(Provided records):
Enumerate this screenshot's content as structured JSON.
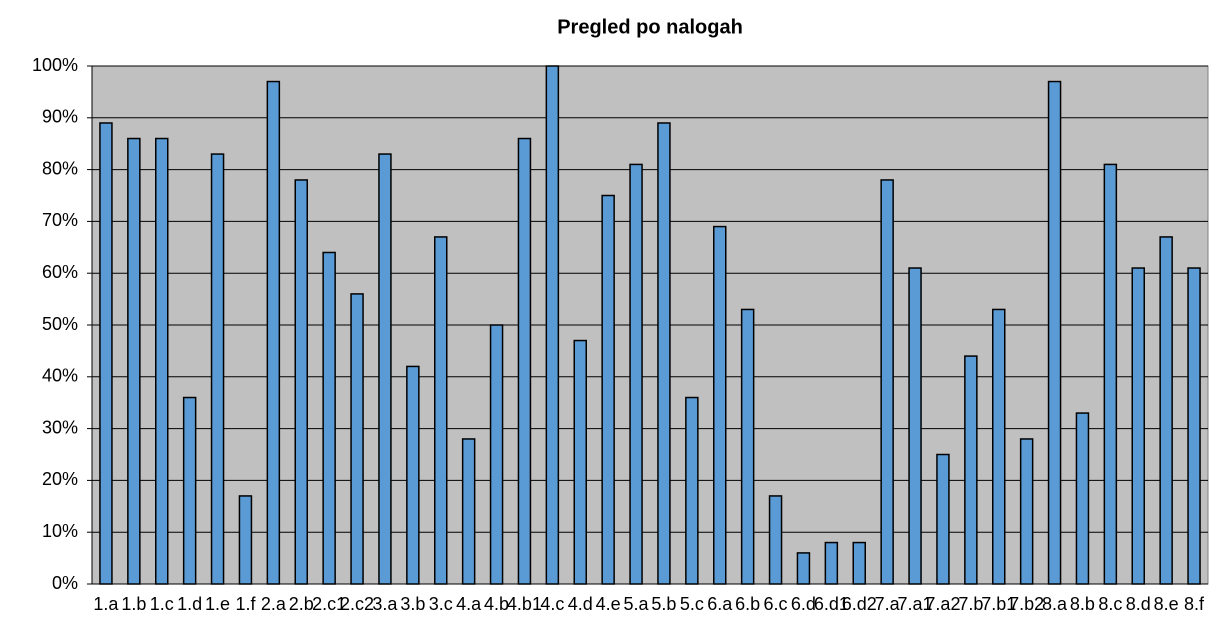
{
  "chart_data": {
    "type": "bar",
    "title": "Pregled po nalogah",
    "categories": [
      "1.a",
      "1.b",
      "1.c",
      "1.d",
      "1.e",
      "1.f",
      "2.a",
      "2.b",
      "2.c1",
      "2.c2",
      "3.a",
      "3.b",
      "3.c",
      "4.a",
      "4.b",
      "4.b1",
      "4.c",
      "4.d",
      "4.e",
      "5.a",
      "5.b",
      "5.c",
      "6.a",
      "6.b",
      "6.c",
      "6.d",
      "6.d1",
      "6.d2",
      "7.a",
      "7.a1",
      "7.a2",
      "7.b",
      "7.b1",
      "7.b2",
      "8.a",
      "8.b",
      "8.c",
      "8.d",
      "8.e",
      "8.f"
    ],
    "values": [
      89,
      86,
      86,
      36,
      83,
      17,
      97,
      78,
      64,
      56,
      83,
      42,
      67,
      28,
      50,
      86,
      100,
      47,
      75,
      81,
      89,
      36,
      69,
      53,
      17,
      6,
      8,
      8,
      78,
      61,
      25,
      44,
      53,
      28,
      97,
      33,
      81,
      61,
      67,
      61
    ],
    "color": "#5b9bd5",
    "ylim": [
      0,
      100
    ],
    "yticks": [
      {
        "value": 0,
        "label": "0%"
      },
      {
        "value": 10,
        "label": "10%"
      },
      {
        "value": 20,
        "label": "20%"
      },
      {
        "value": 30,
        "label": "30%"
      },
      {
        "value": 40,
        "label": "40%"
      },
      {
        "value": 50,
        "label": "50%"
      },
      {
        "value": 60,
        "label": "60%"
      },
      {
        "value": 70,
        "label": "70%"
      },
      {
        "value": 80,
        "label": "80%"
      },
      {
        "value": 90,
        "label": "90%"
      },
      {
        "value": 100,
        "label": "100%"
      }
    ],
    "grid": true
  }
}
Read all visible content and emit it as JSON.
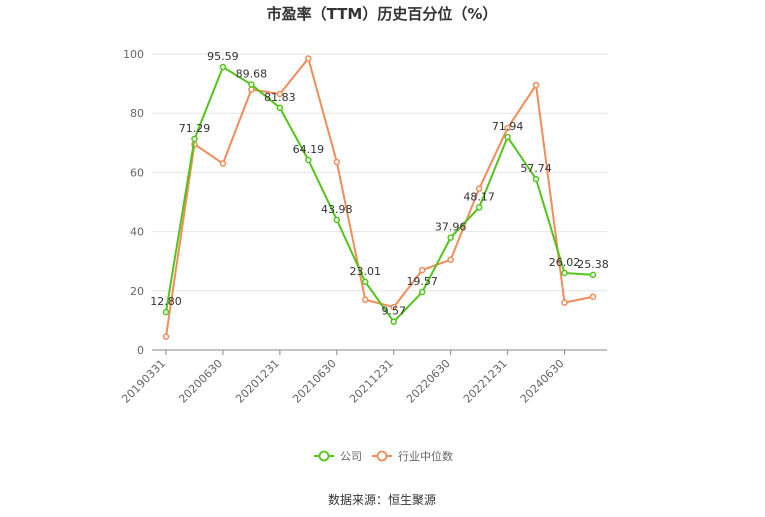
{
  "title": "市盈率（TTM）历史百分位（%）",
  "source": "数据来源：恒生聚源",
  "chart_data": {
    "type": "line",
    "title": "市盈率（TTM）历史百分位（%）",
    "ylim": [
      0,
      100
    ],
    "yticks": [
      0,
      20,
      40,
      60,
      80,
      100
    ],
    "xtick_labels": [
      "20190331",
      "20200630",
      "20201231",
      "20210630",
      "20211231",
      "20220630",
      "20221231",
      "20240630"
    ],
    "xtick_index": [
      0,
      2,
      4,
      6,
      8,
      10,
      12,
      14
    ],
    "grid": true,
    "legend_position": "bottom",
    "series": [
      {
        "name": "公司",
        "color": "#52c41a",
        "values": [
          12.8,
          71.29,
          95.59,
          89.68,
          81.83,
          64.19,
          43.98,
          23.01,
          9.57,
          19.57,
          37.96,
          48.17,
          71.94,
          57.74,
          26.02,
          25.38
        ],
        "labels": [
          "12.80",
          "71.29",
          "95.59",
          "89.68",
          "81.83",
          "64.19",
          "43.98",
          "23.01",
          "9.57",
          "19.57",
          "37.96",
          "48.17",
          "71.94",
          "57.74",
          "26.02",
          "25.38"
        ]
      },
      {
        "name": "行业中位数",
        "color": "#f28c5a",
        "values": [
          4.5,
          69.5,
          63.0,
          88.0,
          86.5,
          98.5,
          63.5,
          17.0,
          14.5,
          27.0,
          30.5,
          54.5,
          75.0,
          89.5,
          16.0,
          18.0
        ]
      }
    ]
  }
}
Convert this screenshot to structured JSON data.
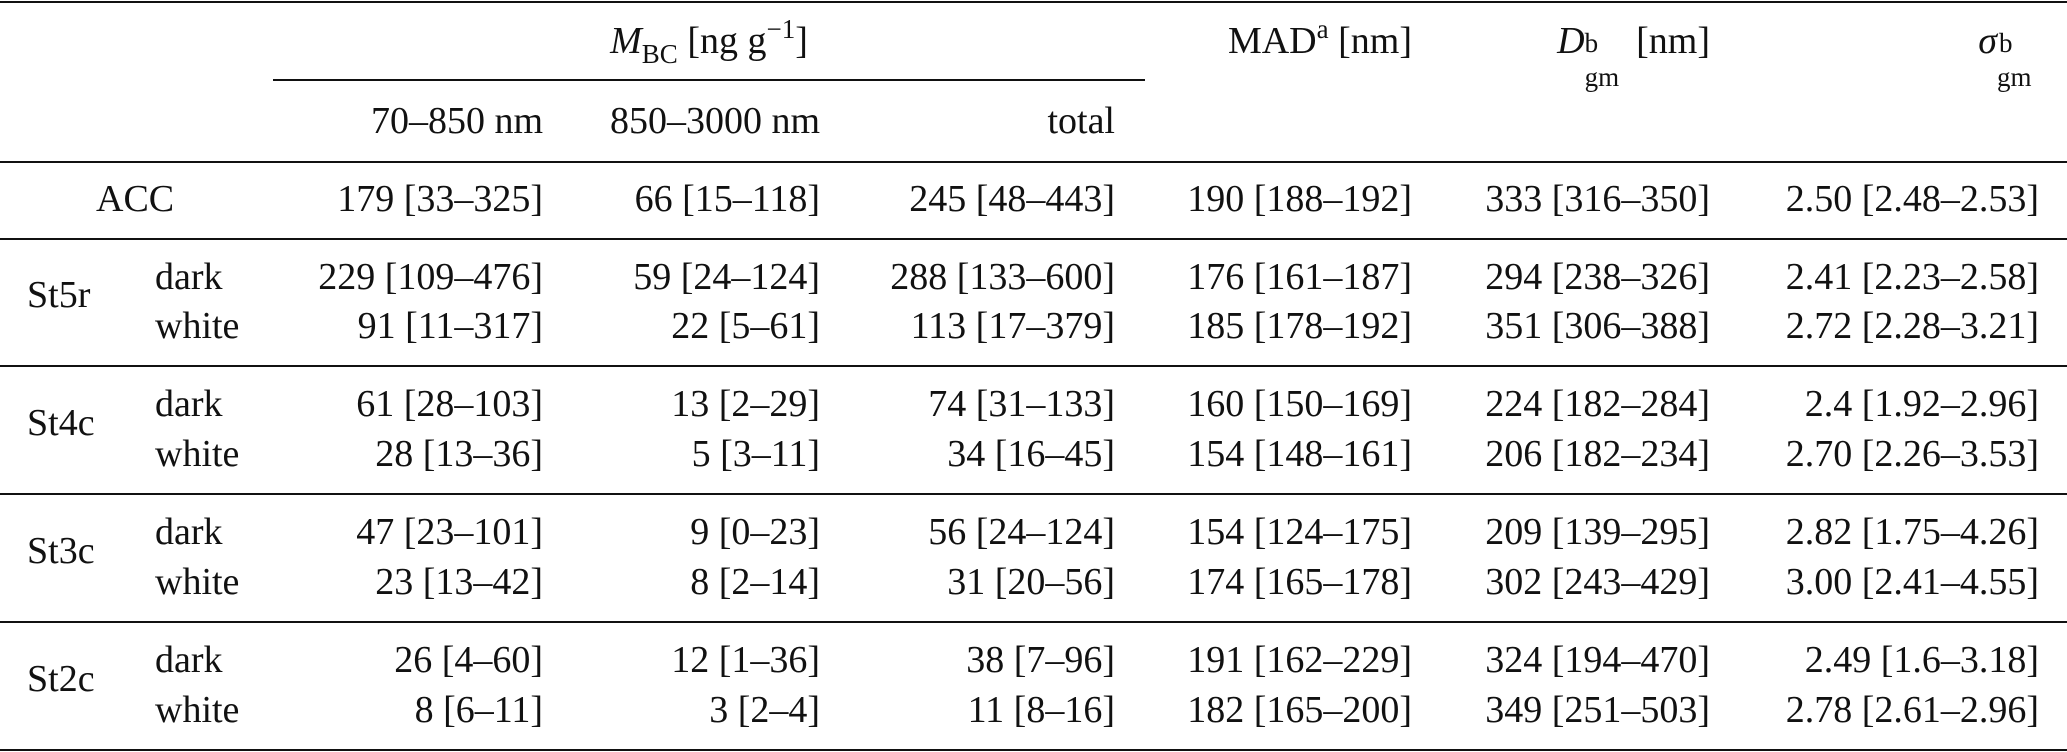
{
  "header": {
    "mbc": {
      "symbol": "M",
      "subscript": "BC",
      "unit_open": "[ng g",
      "unit_exp": "−1",
      "unit_close": "]"
    },
    "mad": {
      "label": "MAD",
      "sup": "a",
      "unit": "[nm]"
    },
    "dgm": {
      "symbol": "D",
      "sub": "gm",
      "sup": "b",
      "unit": "[nm]"
    },
    "sgm": {
      "symbol": "σ",
      "sub": "gm",
      "sup": "b"
    },
    "sub_cols": [
      "70–850 nm",
      "850–3000 nm",
      "total"
    ]
  },
  "acc": {
    "label": "ACC",
    "values": [
      "179 [33–325]",
      "66 [15–118]",
      "245 [48–443]",
      "190 [188–192]",
      "333 [316–350]",
      "2.50 [2.48–2.53]"
    ]
  },
  "groups": [
    {
      "site": "St5r",
      "rows": [
        {
          "type": "dark",
          "values": [
            "229 [109–476]",
            "59 [24–124]",
            "288 [133–600]",
            "176 [161–187]",
            "294 [238–326]",
            "2.41 [2.23–2.58]"
          ]
        },
        {
          "type": "white",
          "values": [
            "91 [11–317]",
            "22 [5–61]",
            "113 [17–379]",
            "185 [178–192]",
            "351 [306–388]",
            "2.72 [2.28–3.21]"
          ]
        }
      ]
    },
    {
      "site": "St4c",
      "rows": [
        {
          "type": "dark",
          "values": [
            "61 [28–103]",
            "13 [2–29]",
            "74 [31–133]",
            "160 [150–169]",
            "224 [182–284]",
            "2.4 [1.92–2.96]"
          ]
        },
        {
          "type": "white",
          "values": [
            "28 [13–36]",
            "5 [3–11]",
            "34 [16–45]",
            "154 [148–161]",
            "206 [182–234]",
            "2.70 [2.26–3.53]"
          ]
        }
      ]
    },
    {
      "site": "St3c",
      "rows": [
        {
          "type": "dark",
          "values": [
            "47 [23–101]",
            "9 [0–23]",
            "56 [24–124]",
            "154 [124–175]",
            "209 [139–295]",
            "2.82 [1.75–4.26]"
          ]
        },
        {
          "type": "white",
          "values": [
            "23 [13–42]",
            "8 [2–14]",
            "31 [20–56]",
            "174 [165–178]",
            "302 [243–429]",
            "3.00 [2.41–4.55]"
          ]
        }
      ]
    },
    {
      "site": "St2c",
      "rows": [
        {
          "type": "dark",
          "values": [
            "26 [4–60]",
            "12 [1–36]",
            "38 [7–96]",
            "191 [162–229]",
            "324 [194–470]",
            "2.49 [1.6–3.18]"
          ]
        },
        {
          "type": "white",
          "values": [
            "8 [6–11]",
            "3 [2–4]",
            "11 [8–16]",
            "182 [165–200]",
            "349 [251–503]",
            "2.78 [2.61–2.96]"
          ]
        }
      ]
    }
  ]
}
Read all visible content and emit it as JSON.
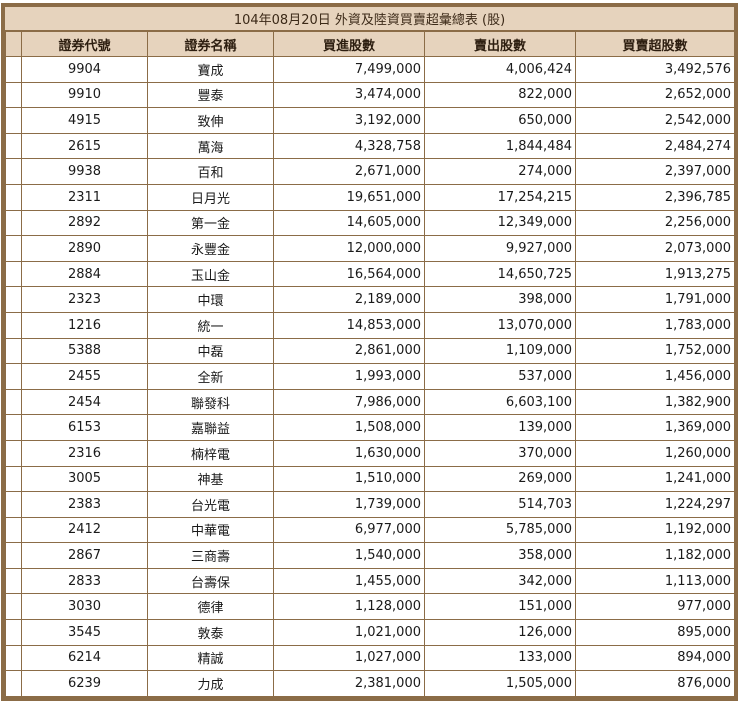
{
  "title": "104年08月20日 外資及陸資買賣超彙總表 (股)",
  "columns": [
    "證券代號",
    "證券名稱",
    "買進股數",
    "賣出股數",
    "買賣超股數"
  ],
  "rows": [
    {
      "code": "9904",
      "name": "寶成",
      "buy": "7,499,000",
      "sell": "4,006,424",
      "net": "3,492,576"
    },
    {
      "code": "9910",
      "name": "豐泰",
      "buy": "3,474,000",
      "sell": "822,000",
      "net": "2,652,000"
    },
    {
      "code": "4915",
      "name": "致伸",
      "buy": "3,192,000",
      "sell": "650,000",
      "net": "2,542,000"
    },
    {
      "code": "2615",
      "name": "萬海",
      "buy": "4,328,758",
      "sell": "1,844,484",
      "net": "2,484,274"
    },
    {
      "code": "9938",
      "name": "百和",
      "buy": "2,671,000",
      "sell": "274,000",
      "net": "2,397,000"
    },
    {
      "code": "2311",
      "name": "日月光",
      "buy": "19,651,000",
      "sell": "17,254,215",
      "net": "2,396,785"
    },
    {
      "code": "2892",
      "name": "第一金",
      "buy": "14,605,000",
      "sell": "12,349,000",
      "net": "2,256,000"
    },
    {
      "code": "2890",
      "name": "永豐金",
      "buy": "12,000,000",
      "sell": "9,927,000",
      "net": "2,073,000"
    },
    {
      "code": "2884",
      "name": "玉山金",
      "buy": "16,564,000",
      "sell": "14,650,725",
      "net": "1,913,275"
    },
    {
      "code": "2323",
      "name": "中環",
      "buy": "2,189,000",
      "sell": "398,000",
      "net": "1,791,000"
    },
    {
      "code": "1216",
      "name": "統一",
      "buy": "14,853,000",
      "sell": "13,070,000",
      "net": "1,783,000"
    },
    {
      "code": "5388",
      "name": "中磊",
      "buy": "2,861,000",
      "sell": "1,109,000",
      "net": "1,752,000"
    },
    {
      "code": "2455",
      "name": "全新",
      "buy": "1,993,000",
      "sell": "537,000",
      "net": "1,456,000"
    },
    {
      "code": "2454",
      "name": "聯發科",
      "buy": "7,986,000",
      "sell": "6,603,100",
      "net": "1,382,900"
    },
    {
      "code": "6153",
      "name": "嘉聯益",
      "buy": "1,508,000",
      "sell": "139,000",
      "net": "1,369,000"
    },
    {
      "code": "2316",
      "name": "楠梓電",
      "buy": "1,630,000",
      "sell": "370,000",
      "net": "1,260,000"
    },
    {
      "code": "3005",
      "name": "神基",
      "buy": "1,510,000",
      "sell": "269,000",
      "net": "1,241,000"
    },
    {
      "code": "2383",
      "name": "台光電",
      "buy": "1,739,000",
      "sell": "514,703",
      "net": "1,224,297"
    },
    {
      "code": "2412",
      "name": "中華電",
      "buy": "6,977,000",
      "sell": "5,785,000",
      "net": "1,192,000"
    },
    {
      "code": "2867",
      "name": "三商壽",
      "buy": "1,540,000",
      "sell": "358,000",
      "net": "1,182,000"
    },
    {
      "code": "2833",
      "name": "台壽保",
      "buy": "1,455,000",
      "sell": "342,000",
      "net": "1,113,000"
    },
    {
      "code": "3030",
      "name": "德律",
      "buy": "1,128,000",
      "sell": "151,000",
      "net": "977,000"
    },
    {
      "code": "3545",
      "name": "敦泰",
      "buy": "1,021,000",
      "sell": "126,000",
      "net": "895,000"
    },
    {
      "code": "6214",
      "name": "精誠",
      "buy": "1,027,000",
      "sell": "133,000",
      "net": "894,000"
    },
    {
      "code": "6239",
      "name": "力成",
      "buy": "2,381,000",
      "sell": "1,505,000",
      "net": "876,000"
    }
  ]
}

(Aim of the exercise):
Return only those lines of the records that contain the string "screenshot".

(Completed exercise):
Enumerate this screenshot's content as structured JSON.
Convert this screenshot to structured JSON data.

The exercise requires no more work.